- _Input rows_:
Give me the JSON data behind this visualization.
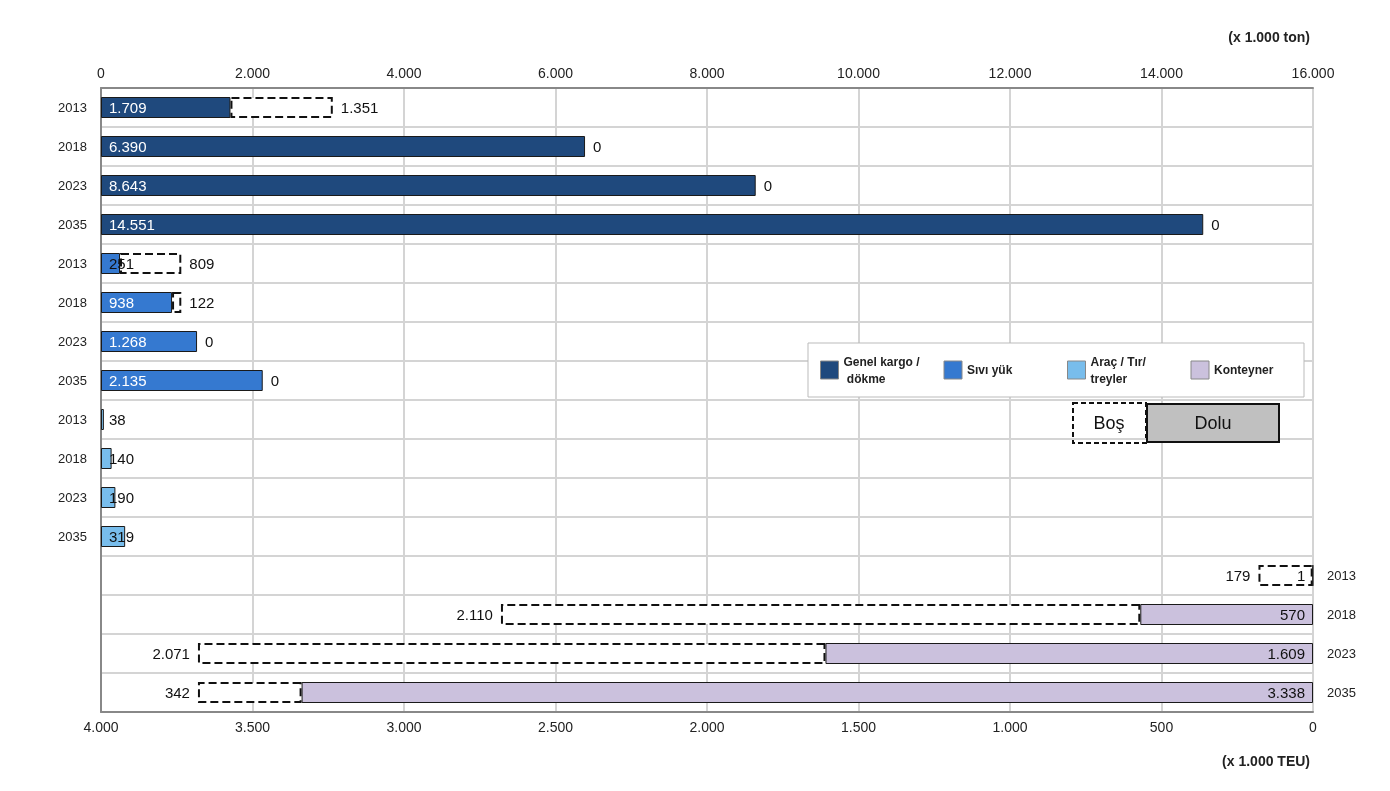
{
  "chart_data": {
    "type": "bar",
    "orientation": "horizontal",
    "stacked": true,
    "grid": true,
    "legend": "right",
    "categories": [
      "2013",
      "2018",
      "2023",
      "2035",
      "2013",
      "2018",
      "2023",
      "2035",
      "2013",
      "2018",
      "2023",
      "2035",
      "2013",
      "2018",
      "2023",
      "2035"
    ],
    "xlabel": "(x 1.000 ton)",
    "xlim": [
      0,
      16000
    ],
    "xticks": [
      {
        "value": 0,
        "label": "0"
      },
      {
        "value": 2000,
        "label": "2.000"
      },
      {
        "value": 4000,
        "label": "4.000"
      },
      {
        "value": 6000,
        "label": "6.000"
      },
      {
        "value": 8000,
        "label": "8.000"
      },
      {
        "value": 10000,
        "label": "10.000"
      },
      {
        "value": 12000,
        "label": "12.000"
      },
      {
        "value": 14000,
        "label": "14.000"
      },
      {
        "value": 16000,
        "label": "16.000"
      }
    ],
    "x2label": "(x 1.000 TEU)",
    "x2lim": [
      4000,
      0
    ],
    "x2ticks": [
      {
        "value": 4000,
        "label": "4.000"
      },
      {
        "value": 3500,
        "label": "3.500"
      },
      {
        "value": 3000,
        "label": "3.000"
      },
      {
        "value": 2500,
        "label": "2.500"
      },
      {
        "value": 2000,
        "label": "2.000"
      },
      {
        "value": 1500,
        "label": "1.500"
      },
      {
        "value": 1000,
        "label": "1.000"
      },
      {
        "value": 500,
        "label": "500"
      },
      {
        "value": 0,
        "label": "0"
      }
    ],
    "series": [
      {
        "name": "Genel kargo / dökme",
        "color": "#1f497d",
        "values": [
          1709,
          6390,
          8643,
          14551,
          null,
          null,
          null,
          null,
          null,
          null,
          null,
          null,
          null,
          null,
          null,
          null
        ],
        "value_labels": [
          "1.709",
          "6.390",
          "8.643",
          "14.551",
          null,
          null,
          null,
          null,
          null,
          null,
          null,
          null,
          null,
          null,
          null,
          null
        ]
      },
      {
        "name": "Sıvı yük",
        "color": "#3579d0",
        "values": [
          null,
          null,
          null,
          null,
          251,
          938,
          1268,
          2135,
          null,
          null,
          null,
          null,
          null,
          null,
          null,
          null
        ],
        "value_labels": [
          null,
          null,
          null,
          null,
          "251",
          "938",
          "1.268",
          "2.135",
          null,
          null,
          null,
          null,
          null,
          null,
          null,
          null
        ]
      },
      {
        "name": "Araç / Tır/treyler",
        "color": "#78bdec",
        "values": [
          null,
          null,
          null,
          null,
          null,
          null,
          null,
          null,
          38,
          140,
          190,
          319,
          null,
          null,
          null,
          null
        ],
        "value_labels": [
          null,
          null,
          null,
          null,
          null,
          null,
          null,
          null,
          "38",
          "140",
          "190",
          "319",
          null,
          null,
          null,
          null
        ]
      },
      {
        "name": "Boş",
        "color": "#ffffff",
        "line_style": "dashed",
        "values": [
          1351,
          0,
          0,
          0,
          809,
          122,
          0,
          0,
          null,
          null,
          null,
          null,
          null,
          null,
          null,
          null
        ],
        "value_labels": [
          "1.351",
          "0",
          "0",
          "0",
          "809",
          "122",
          "0",
          "0",
          null,
          null,
          null,
          null,
          null,
          null,
          null,
          null
        ]
      },
      {
        "name": "Konteyner",
        "color": "#cbc1dd",
        "axis": "x2",
        "values": [
          null,
          null,
          null,
          null,
          null,
          null,
          null,
          null,
          null,
          null,
          null,
          null,
          1,
          570,
          1609,
          3338
        ],
        "value_labels": [
          null,
          null,
          null,
          null,
          null,
          null,
          null,
          null,
          null,
          null,
          null,
          null,
          "1",
          "570",
          "1.609",
          "3.338"
        ]
      },
      {
        "color": "#ffffff",
        "line_style": "dashed",
        "axis": "x2",
        "values": [
          null,
          null,
          null,
          null,
          null,
          null,
          null,
          null,
          null,
          null,
          null,
          null,
          179,
          2110,
          2071,
          342
        ],
        "value_labels": [
          null,
          null,
          null,
          null,
          null,
          null,
          null,
          null,
          null,
          null,
          null,
          null,
          "179",
          "2.110",
          "2.071",
          "342"
        ]
      }
    ],
    "annotations": [
      "Dolu"
    ]
  }
}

- _Directive_:
Quote the preceding records in their entirety, excluding every picture.

- _Answer to this task_:
Give me the JSON data behind this visualization.
{
  "chart_data": {
    "type": "bar",
    "orientation": "horizontal",
    "stacked": true,
    "grid": true,
    "legend": "right",
    "categories": [
      "2013",
      "2018",
      "2023",
      "2035",
      "2013",
      "2018",
      "2023",
      "2035",
      "2013",
      "2018",
      "2023",
      "2035",
      "2013",
      "2018",
      "2023",
      "2035"
    ],
    "xlabel": "(x 1.000 ton)",
    "xlim": [
      0,
      16000
    ],
    "xticks": [
      {
        "value": 0,
        "label": "0"
      },
      {
        "value": 2000,
        "label": "2.000"
      },
      {
        "value": 4000,
        "label": "4.000"
      },
      {
        "value": 6000,
        "label": "6.000"
      },
      {
        "value": 8000,
        "label": "8.000"
      },
      {
        "value": 10000,
        "label": "10.000"
      },
      {
        "value": 12000,
        "label": "12.000"
      },
      {
        "value": 14000,
        "label": "14.000"
      },
      {
        "value": 16000,
        "label": "16.000"
      }
    ],
    "x2label": "(x 1.000 TEU)",
    "x2lim": [
      4000,
      0
    ],
    "x2ticks": [
      {
        "value": 4000,
        "label": "4.000"
      },
      {
        "value": 3500,
        "label": "3.500"
      },
      {
        "value": 3000,
        "label": "3.000"
      },
      {
        "value": 2500,
        "label": "2.500"
      },
      {
        "value": 2000,
        "label": "2.000"
      },
      {
        "value": 1500,
        "label": "1.500"
      },
      {
        "value": 1000,
        "label": "1.000"
      },
      {
        "value": 500,
        "label": "500"
      },
      {
        "value": 0,
        "label": "0"
      }
    ],
    "series": [
      {
        "name": "Genel kargo / dökme",
        "color": "#1f497d",
        "values": [
          1709,
          6390,
          8643,
          14551,
          null,
          null,
          null,
          null,
          null,
          null,
          null,
          null,
          null,
          null,
          null,
          null
        ],
        "value_labels": [
          "1.709",
          "6.390",
          "8.643",
          "14.551",
          null,
          null,
          null,
          null,
          null,
          null,
          null,
          null,
          null,
          null,
          null,
          null
        ]
      },
      {
        "name": "Sıvı yük",
        "color": "#3579d0",
        "values": [
          null,
          null,
          null,
          null,
          251,
          938,
          1268,
          2135,
          null,
          null,
          null,
          null,
          null,
          null,
          null,
          null
        ],
        "value_labels": [
          null,
          null,
          null,
          null,
          "251",
          "938",
          "1.268",
          "2.135",
          null,
          null,
          null,
          null,
          null,
          null,
          null,
          null
        ]
      },
      {
        "name": "Araç / Tır/treyler",
        "color": "#78bdec",
        "values": [
          null,
          null,
          null,
          null,
          null,
          null,
          null,
          null,
          38,
          140,
          190,
          319,
          null,
          null,
          null,
          null
        ],
        "value_labels": [
          null,
          null,
          null,
          null,
          null,
          null,
          null,
          null,
          "38",
          "140",
          "190",
          "319",
          null,
          null,
          null,
          null
        ]
      },
      {
        "name": "Boş",
        "color": "#ffffff",
        "line_style": "dashed",
        "values": [
          1351,
          0,
          0,
          0,
          809,
          122,
          0,
          0,
          null,
          null,
          null,
          null,
          null,
          null,
          null,
          null
        ],
        "value_labels": [
          "1.351",
          "0",
          "0",
          "0",
          "809",
          "122",
          "0",
          "0",
          null,
          null,
          null,
          null,
          null,
          null,
          null,
          null
        ]
      },
      {
        "name": "Konteyner",
        "color": "#cbc1dd",
        "axis": "x2",
        "values": [
          null,
          null,
          null,
          null,
          null,
          null,
          null,
          null,
          null,
          null,
          null,
          null,
          1,
          570,
          1609,
          3338
        ],
        "value_labels": [
          null,
          null,
          null,
          null,
          null,
          null,
          null,
          null,
          null,
          null,
          null,
          null,
          "1",
          "570",
          "1.609",
          "3.338"
        ]
      },
      {
        "color": "#ffffff",
        "line_style": "dashed",
        "axis": "x2",
        "values": [
          null,
          null,
          null,
          null,
          null,
          null,
          null,
          null,
          null,
          null,
          null,
          null,
          179,
          2110,
          2071,
          342
        ],
        "value_labels": [
          null,
          null,
          null,
          null,
          null,
          null,
          null,
          null,
          null,
          null,
          null,
          null,
          "179",
          "2.110",
          "2.071",
          "342"
        ]
      }
    ],
    "annotations": [
      "Dolu"
    ]
  }
}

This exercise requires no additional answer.